#### PROVIDED ENTRIES
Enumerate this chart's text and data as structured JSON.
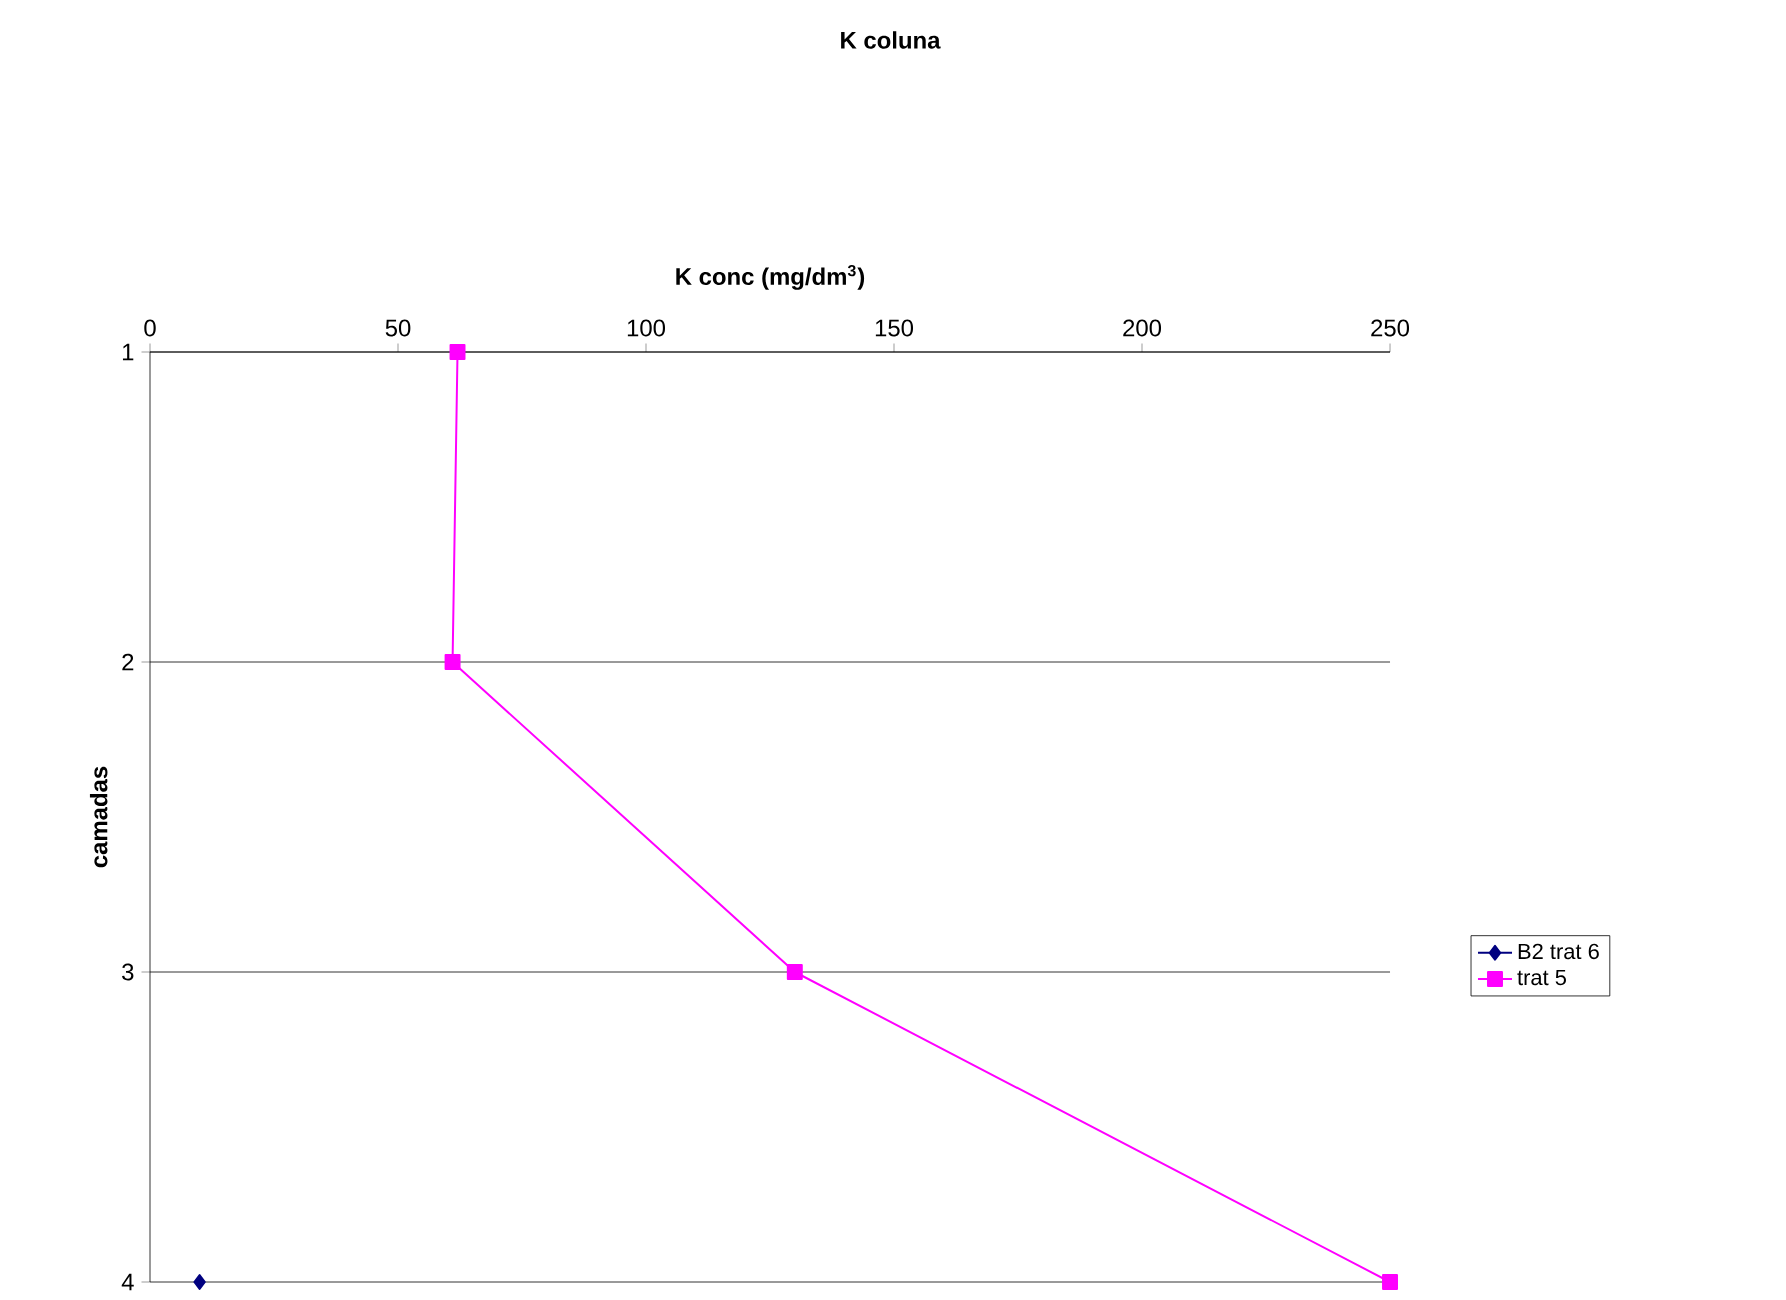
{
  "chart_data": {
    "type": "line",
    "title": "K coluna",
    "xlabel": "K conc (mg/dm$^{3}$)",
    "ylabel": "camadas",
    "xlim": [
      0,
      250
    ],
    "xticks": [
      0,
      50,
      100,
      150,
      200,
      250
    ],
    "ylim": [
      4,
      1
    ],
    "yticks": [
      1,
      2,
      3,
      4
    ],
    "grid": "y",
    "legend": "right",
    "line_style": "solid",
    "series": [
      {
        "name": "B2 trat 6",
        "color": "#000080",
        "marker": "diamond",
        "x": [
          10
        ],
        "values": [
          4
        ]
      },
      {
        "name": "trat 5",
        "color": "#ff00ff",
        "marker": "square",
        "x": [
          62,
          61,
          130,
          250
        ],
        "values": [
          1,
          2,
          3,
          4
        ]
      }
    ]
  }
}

* * *

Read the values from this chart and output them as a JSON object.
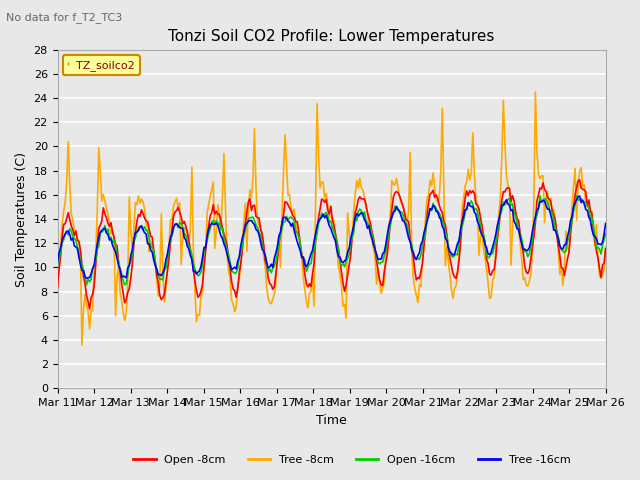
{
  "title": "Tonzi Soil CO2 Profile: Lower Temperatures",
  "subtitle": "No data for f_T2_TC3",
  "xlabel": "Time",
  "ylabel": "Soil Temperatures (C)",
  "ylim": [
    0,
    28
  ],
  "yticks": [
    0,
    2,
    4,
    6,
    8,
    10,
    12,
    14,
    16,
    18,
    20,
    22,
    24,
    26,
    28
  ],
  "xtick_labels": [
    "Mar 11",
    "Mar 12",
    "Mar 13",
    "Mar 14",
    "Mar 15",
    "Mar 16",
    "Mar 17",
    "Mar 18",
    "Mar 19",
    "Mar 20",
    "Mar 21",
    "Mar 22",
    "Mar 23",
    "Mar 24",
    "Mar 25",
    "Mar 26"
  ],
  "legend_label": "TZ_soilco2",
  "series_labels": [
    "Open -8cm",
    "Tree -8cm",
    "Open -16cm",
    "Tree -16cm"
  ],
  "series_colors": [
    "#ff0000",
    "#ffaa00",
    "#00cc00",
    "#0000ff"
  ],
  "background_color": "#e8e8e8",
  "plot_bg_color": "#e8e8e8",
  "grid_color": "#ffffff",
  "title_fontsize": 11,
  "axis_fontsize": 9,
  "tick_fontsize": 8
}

#### TASK TO CARRY OUT
Identify the lines that hold the word "Temperatures". Copy every one of them.

#### SOLUTION FOR THIS TASK
  "title": "Tonzi Soil CO2 Profile: Lower Temperatures",
  "ylabel": "Soil Temperatures (C)",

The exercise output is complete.